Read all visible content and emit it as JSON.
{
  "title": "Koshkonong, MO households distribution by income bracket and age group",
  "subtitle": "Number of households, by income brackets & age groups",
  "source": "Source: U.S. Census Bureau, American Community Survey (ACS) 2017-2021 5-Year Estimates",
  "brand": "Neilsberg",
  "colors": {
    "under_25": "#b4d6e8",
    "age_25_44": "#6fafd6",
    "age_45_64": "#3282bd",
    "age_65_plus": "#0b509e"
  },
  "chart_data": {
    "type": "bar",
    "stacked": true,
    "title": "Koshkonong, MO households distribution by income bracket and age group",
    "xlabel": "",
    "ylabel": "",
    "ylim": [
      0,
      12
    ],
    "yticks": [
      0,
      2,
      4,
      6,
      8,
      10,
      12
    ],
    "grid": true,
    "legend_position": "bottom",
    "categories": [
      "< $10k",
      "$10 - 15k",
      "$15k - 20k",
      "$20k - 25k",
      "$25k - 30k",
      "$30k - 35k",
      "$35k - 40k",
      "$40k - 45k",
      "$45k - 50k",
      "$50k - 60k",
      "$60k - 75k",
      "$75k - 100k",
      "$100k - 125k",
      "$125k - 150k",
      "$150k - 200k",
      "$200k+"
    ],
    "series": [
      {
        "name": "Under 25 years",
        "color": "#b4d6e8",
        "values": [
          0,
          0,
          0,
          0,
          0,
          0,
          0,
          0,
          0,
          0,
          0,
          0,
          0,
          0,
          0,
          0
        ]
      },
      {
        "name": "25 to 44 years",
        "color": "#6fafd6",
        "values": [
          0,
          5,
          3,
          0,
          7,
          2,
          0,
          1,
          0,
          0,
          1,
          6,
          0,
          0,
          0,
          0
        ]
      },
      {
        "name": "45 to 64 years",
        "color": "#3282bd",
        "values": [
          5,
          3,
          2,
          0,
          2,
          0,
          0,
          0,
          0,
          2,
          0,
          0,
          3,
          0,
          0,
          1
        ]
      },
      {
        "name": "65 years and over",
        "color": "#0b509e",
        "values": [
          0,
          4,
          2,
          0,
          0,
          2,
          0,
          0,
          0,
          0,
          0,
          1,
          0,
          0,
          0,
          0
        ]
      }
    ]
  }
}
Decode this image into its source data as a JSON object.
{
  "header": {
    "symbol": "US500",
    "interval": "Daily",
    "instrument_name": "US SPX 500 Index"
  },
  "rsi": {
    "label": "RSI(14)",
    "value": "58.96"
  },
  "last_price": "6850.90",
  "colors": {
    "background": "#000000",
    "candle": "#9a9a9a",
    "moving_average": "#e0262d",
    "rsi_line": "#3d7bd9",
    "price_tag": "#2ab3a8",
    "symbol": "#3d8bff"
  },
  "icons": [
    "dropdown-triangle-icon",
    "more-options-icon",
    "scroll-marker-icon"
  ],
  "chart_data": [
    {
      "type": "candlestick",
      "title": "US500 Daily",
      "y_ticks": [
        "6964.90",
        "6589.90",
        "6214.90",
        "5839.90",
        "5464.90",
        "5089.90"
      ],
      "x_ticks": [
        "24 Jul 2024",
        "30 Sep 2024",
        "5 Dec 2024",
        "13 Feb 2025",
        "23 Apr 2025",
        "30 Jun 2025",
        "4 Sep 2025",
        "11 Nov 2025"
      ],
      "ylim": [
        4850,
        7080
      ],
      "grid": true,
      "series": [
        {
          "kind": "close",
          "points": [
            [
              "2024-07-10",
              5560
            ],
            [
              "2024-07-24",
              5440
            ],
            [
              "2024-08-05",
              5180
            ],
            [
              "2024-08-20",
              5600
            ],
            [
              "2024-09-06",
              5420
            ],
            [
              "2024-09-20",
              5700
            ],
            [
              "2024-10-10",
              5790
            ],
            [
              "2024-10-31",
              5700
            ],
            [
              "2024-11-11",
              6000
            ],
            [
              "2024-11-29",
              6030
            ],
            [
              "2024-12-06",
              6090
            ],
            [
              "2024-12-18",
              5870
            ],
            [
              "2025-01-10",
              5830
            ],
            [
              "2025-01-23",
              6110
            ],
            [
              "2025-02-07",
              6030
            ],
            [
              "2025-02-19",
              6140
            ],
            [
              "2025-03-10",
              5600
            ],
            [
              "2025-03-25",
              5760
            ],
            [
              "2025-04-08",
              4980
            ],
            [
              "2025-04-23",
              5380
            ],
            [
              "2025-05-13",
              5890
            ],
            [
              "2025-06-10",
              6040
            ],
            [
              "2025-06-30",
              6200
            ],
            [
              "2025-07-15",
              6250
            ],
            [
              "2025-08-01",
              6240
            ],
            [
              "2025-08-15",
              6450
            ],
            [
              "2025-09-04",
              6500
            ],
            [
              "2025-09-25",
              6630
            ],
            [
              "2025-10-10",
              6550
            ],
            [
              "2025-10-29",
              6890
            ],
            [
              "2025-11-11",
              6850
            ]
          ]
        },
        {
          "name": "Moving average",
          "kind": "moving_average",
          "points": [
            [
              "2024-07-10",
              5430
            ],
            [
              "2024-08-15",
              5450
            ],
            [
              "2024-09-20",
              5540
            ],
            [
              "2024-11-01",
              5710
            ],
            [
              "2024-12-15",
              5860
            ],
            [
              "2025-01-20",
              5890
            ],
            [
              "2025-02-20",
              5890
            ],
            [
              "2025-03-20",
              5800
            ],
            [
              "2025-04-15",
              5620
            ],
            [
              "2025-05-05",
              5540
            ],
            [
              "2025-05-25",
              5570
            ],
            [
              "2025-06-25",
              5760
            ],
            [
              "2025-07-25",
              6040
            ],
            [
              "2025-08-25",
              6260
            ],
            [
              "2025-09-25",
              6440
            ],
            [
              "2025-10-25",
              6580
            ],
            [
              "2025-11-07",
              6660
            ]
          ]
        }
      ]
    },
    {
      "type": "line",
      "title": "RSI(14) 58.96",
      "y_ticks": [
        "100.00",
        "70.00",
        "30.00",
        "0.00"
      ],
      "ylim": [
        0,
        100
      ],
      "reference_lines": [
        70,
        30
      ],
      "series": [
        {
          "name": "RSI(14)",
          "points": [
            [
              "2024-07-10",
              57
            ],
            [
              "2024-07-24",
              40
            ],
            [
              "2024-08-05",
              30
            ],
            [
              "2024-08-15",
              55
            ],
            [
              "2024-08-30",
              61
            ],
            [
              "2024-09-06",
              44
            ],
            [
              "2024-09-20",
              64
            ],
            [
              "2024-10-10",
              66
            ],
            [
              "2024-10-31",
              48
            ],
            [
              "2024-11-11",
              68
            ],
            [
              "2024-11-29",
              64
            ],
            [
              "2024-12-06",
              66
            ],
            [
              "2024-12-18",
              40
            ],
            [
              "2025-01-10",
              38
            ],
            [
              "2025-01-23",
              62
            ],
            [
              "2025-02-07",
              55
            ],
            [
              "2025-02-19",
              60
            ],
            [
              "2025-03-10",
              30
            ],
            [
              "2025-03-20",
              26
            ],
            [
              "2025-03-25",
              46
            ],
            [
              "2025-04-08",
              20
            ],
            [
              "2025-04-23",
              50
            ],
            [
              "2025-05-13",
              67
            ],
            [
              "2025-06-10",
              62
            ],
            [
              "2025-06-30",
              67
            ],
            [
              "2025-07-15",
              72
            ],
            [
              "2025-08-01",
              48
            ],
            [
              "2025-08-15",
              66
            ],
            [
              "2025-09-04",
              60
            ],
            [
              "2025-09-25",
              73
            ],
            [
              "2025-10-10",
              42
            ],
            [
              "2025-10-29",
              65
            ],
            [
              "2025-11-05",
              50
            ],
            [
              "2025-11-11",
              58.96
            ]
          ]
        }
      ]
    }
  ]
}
● ● ● ● ●
Extract each line of the listing above, copying it word for word.

_Finished task_:
Read all visible content and emit it as JSON.
{
  "title": "Koshkonong, MO households distribution by income bracket and age group",
  "subtitle": "Number of households, by income brackets & age groups",
  "source": "Source: U.S. Census Bureau, American Community Survey (ACS) 2017-2021 5-Year Estimates",
  "brand": "Neilsberg",
  "colors": {
    "under_25": "#b4d6e8",
    "age_25_44": "#6fafd6",
    "age_45_64": "#3282bd",
    "age_65_plus": "#0b509e"
  },
  "chart_data": {
    "type": "bar",
    "stacked": true,
    "title": "Koshkonong, MO households distribution by income bracket and age group",
    "xlabel": "",
    "ylabel": "",
    "ylim": [
      0,
      12
    ],
    "yticks": [
      0,
      2,
      4,
      6,
      8,
      10,
      12
    ],
    "grid": true,
    "legend_position": "bottom",
    "categories": [
      "< $10k",
      "$10 - 15k",
      "$15k - 20k",
      "$20k - 25k",
      "$25k - 30k",
      "$30k - 35k",
      "$35k - 40k",
      "$40k - 45k",
      "$45k - 50k",
      "$50k - 60k",
      "$60k - 75k",
      "$75k - 100k",
      "$100k - 125k",
      "$125k - 150k",
      "$150k - 200k",
      "$200k+"
    ],
    "series": [
      {
        "name": "Under 25 years",
        "color": "#b4d6e8",
        "values": [
          0,
          0,
          0,
          0,
          0,
          0,
          0,
          0,
          0,
          0,
          0,
          0,
          0,
          0,
          0,
          0
        ]
      },
      {
        "name": "25 to 44 years",
        "color": "#6fafd6",
        "values": [
          0,
          5,
          3,
          0,
          7,
          2,
          0,
          1,
          0,
          0,
          1,
          6,
          0,
          0,
          0,
          0
        ]
      },
      {
        "name": "45 to 64 years",
        "color": "#3282bd",
        "values": [
          5,
          3,
          2,
          0,
          2,
          0,
          0,
          0,
          0,
          2,
          0,
          0,
          3,
          0,
          0,
          1
        ]
      },
      {
        "name": "65 years and over",
        "color": "#0b509e",
        "values": [
          0,
          4,
          2,
          0,
          0,
          2,
          0,
          0,
          0,
          0,
          0,
          1,
          0,
          0,
          0,
          0
        ]
      }
    ]
  }
}
Decode this image into its source data as a JSON object.
{
  "header": {
    "symbol": "US500",
    "interval": "Daily",
    "instrument_name": "US SPX 500 Index"
  },
  "rsi": {
    "label": "RSI(14)",
    "value": "58.96"
  },
  "last_price": "6850.90",
  "colors": {
    "background": "#000000",
    "candle": "#9a9a9a",
    "moving_average": "#e0262d",
    "rsi_line": "#3d7bd9",
    "price_tag": "#2ab3a8",
    "symbol": "#3d8bff"
  },
  "icons": [
    "dropdown-triangle-icon",
    "more-options-icon",
    "scroll-marker-icon"
  ],
  "chart_data": [
    {
      "type": "candlestick",
      "title": "US500 Daily",
      "y_ticks": [
        "6964.90",
        "6589.90",
        "6214.90",
        "5839.90",
        "5464.90",
        "5089.90"
      ],
      "x_ticks": [
        "24 Jul 2024",
        "30 Sep 2024",
        "5 Dec 2024",
        "13 Feb 2025",
        "23 Apr 2025",
        "30 Jun 2025",
        "4 Sep 2025",
        "11 Nov 2025"
      ],
      "ylim": [
        4850,
        7080
      ],
      "grid": true,
      "series": [
        {
          "kind": "close",
          "points": [
            [
              "2024-07-10",
              5560
            ],
            [
              "2024-07-24",
              5440
            ],
            [
              "2024-08-05",
              5180
            ],
            [
              "2024-08-20",
              5600
            ],
            [
              "2024-09-06",
              5420
            ],
            [
              "2024-09-20",
              5700
            ],
            [
              "2024-10-10",
              5790
            ],
            [
              "2024-10-31",
              5700
            ],
            [
              "2024-11-11",
              6000
            ],
            [
              "2024-11-29",
              6030
            ],
            [
              "2024-12-06",
              6090
            ],
            [
              "2024-12-18",
              5870
            ],
            [
              "2025-01-10",
              5830
            ],
            [
              "2025-01-23",
              6110
            ],
            [
              "2025-02-07",
              6030
            ],
            [
              "2025-02-19",
              6140
            ],
            [
              "2025-03-10",
              5600
            ],
            [
              "2025-03-25",
              5760
            ],
            [
              "2025-04-08",
              4980
            ],
            [
              "2025-04-23",
              5380
            ],
            [
              "2025-05-13",
              5890
            ],
            [
              "2025-06-10",
              6040
            ],
            [
              "2025-06-30",
              6200
            ],
            [
              "2025-07-15",
              6250
            ],
            [
              "2025-08-01",
              6240
            ],
            [
              "2025-08-15",
              6450
            ],
            [
              "2025-09-04",
              6500
            ],
            [
              "2025-09-25",
              6630
            ],
            [
              "2025-10-10",
              6550
            ],
            [
              "2025-10-29",
              6890
            ],
            [
              "2025-11-11",
              6850
            ]
          ]
        },
        {
          "name": "Moving average",
          "kind": "moving_average",
          "points": [
            [
              "2024-07-10",
              5430
            ],
            [
              "2024-08-15",
              5450
            ],
            [
              "2024-09-20",
              5540
            ],
            [
              "2024-11-01",
              5710
            ],
            [
              "2024-12-15",
              5860
            ],
            [
              "2025-01-20",
              5890
            ],
            [
              "2025-02-20",
              5890
            ],
            [
              "2025-03-20",
              5800
            ],
            [
              "2025-04-15",
              5620
            ],
            [
              "2025-05-05",
              5540
            ],
            [
              "2025-05-25",
              5570
            ],
            [
              "2025-06-25",
              5760
            ],
            [
              "2025-07-25",
              6040
            ],
            [
              "2025-08-25",
              6260
            ],
            [
              "2025-09-25",
              6440
            ],
            [
              "2025-10-25",
              6580
            ],
            [
              "2025-11-07",
              6660
            ]
          ]
        }
      ]
    },
    {
      "type": "line",
      "title": "RSI(14) 58.96",
      "y_ticks": [
        "100.00",
        "70.00",
        "30.00",
        "0.00"
      ],
      "ylim": [
        0,
        100
      ],
      "reference_lines": [
        70,
        30
      ],
      "series": [
        {
          "name": "RSI(14)",
          "points": [
            [
              "2024-07-10",
              57
            ],
            [
              "2024-07-24",
              40
            ],
            [
              "2024-08-05",
              30
            ],
            [
              "2024-08-15",
              55
            ],
            [
              "2024-08-30",
              61
            ],
            [
              "2024-09-06",
              44
            ],
            [
              "2024-09-20",
              64
            ],
            [
              "2024-10-10",
              66
            ],
            [
              "2024-10-31",
              48
            ],
            [
              "2024-11-11",
              68
            ],
            [
              "2024-11-29",
              64
            ],
            [
              "2024-12-06",
              66
            ],
            [
              "2024-12-18",
              40
            ],
            [
              "2025-01-10",
              38
            ],
            [
              "2025-01-23",
              62
            ],
            [
              "2025-02-07",
              55
            ],
            [
              "2025-02-19",
              60
            ],
            [
              "2025-03-10",
              30
            ],
            [
              "2025-03-20",
              26
            ],
            [
              "2025-03-25",
              46
            ],
            [
              "2025-04-08",
              20
            ],
            [
              "2025-04-23",
              50
            ],
            [
              "2025-05-13",
              67
            ],
            [
              "2025-06-10",
              62
            ],
            [
              "2025-06-30",
              67
            ],
            [
              "2025-07-15",
              72
            ],
            [
              "2025-08-01",
              48
            ],
            [
              "2025-08-15",
              66
            ],
            [
              "2025-09-04",
              60
            ],
            [
              "2025-09-25",
              73
            ],
            [
              "2025-10-10",
              42
            ],
            [
              "2025-10-29",
              65
            ],
            [
              "2025-11-05",
              50
            ],
            [
              "2025-11-11",
              58.96
            ]
          ]
        }
      ]
    }
  ]
}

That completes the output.